Task prompt: Find the number of lines in these records where the word "shifted" appears. Reply with that number and nothing more.

Records for this exercise:
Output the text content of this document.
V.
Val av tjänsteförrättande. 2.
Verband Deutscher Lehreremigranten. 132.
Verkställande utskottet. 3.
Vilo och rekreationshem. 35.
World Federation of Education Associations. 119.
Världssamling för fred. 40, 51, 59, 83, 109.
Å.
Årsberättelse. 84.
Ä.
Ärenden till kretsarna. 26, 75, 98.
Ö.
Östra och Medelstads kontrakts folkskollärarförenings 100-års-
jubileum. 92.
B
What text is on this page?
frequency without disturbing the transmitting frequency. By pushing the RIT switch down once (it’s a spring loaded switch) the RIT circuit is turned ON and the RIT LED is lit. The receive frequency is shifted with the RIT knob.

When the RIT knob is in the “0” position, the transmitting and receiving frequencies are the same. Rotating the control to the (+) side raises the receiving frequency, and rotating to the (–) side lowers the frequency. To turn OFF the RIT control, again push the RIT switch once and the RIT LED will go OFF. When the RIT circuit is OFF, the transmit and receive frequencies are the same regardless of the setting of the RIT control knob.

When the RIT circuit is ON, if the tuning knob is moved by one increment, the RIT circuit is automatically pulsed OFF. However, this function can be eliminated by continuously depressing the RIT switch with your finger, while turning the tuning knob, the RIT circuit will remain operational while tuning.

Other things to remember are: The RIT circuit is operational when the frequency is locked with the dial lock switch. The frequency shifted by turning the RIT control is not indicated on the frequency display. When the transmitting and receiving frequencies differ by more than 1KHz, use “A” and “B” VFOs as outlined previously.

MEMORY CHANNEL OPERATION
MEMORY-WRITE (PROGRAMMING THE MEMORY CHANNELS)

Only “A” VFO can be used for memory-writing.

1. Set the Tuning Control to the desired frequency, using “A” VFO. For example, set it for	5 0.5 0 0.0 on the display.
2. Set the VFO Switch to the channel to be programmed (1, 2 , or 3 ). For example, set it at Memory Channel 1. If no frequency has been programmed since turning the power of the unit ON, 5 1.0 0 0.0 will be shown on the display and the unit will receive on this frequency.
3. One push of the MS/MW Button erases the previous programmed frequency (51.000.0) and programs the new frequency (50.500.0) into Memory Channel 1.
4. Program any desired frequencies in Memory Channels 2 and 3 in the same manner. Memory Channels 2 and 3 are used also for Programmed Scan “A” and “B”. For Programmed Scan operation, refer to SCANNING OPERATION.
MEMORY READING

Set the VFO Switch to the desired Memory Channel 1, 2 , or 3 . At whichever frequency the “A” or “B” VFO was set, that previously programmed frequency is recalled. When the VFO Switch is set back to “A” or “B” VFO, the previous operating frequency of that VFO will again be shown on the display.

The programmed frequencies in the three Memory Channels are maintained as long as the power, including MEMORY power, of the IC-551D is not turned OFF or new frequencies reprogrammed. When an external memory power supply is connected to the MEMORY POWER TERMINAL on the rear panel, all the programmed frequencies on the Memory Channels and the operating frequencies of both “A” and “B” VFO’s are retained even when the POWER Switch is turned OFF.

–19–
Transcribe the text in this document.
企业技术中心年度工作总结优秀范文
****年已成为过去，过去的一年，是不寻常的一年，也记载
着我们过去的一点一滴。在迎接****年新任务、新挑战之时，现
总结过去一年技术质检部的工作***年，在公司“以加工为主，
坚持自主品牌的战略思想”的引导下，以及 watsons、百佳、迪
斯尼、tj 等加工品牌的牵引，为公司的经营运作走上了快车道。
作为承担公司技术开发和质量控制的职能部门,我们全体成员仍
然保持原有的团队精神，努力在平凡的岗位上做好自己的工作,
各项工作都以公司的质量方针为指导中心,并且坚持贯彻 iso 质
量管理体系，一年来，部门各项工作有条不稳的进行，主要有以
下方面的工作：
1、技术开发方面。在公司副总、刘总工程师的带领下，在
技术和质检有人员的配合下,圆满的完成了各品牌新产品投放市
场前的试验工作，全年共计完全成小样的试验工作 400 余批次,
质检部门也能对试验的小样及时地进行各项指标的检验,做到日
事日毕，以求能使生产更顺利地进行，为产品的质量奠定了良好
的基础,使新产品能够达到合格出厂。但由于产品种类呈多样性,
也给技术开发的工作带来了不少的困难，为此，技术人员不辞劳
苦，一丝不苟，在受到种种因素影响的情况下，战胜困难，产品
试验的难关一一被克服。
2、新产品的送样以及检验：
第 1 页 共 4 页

Response to this exercise: 2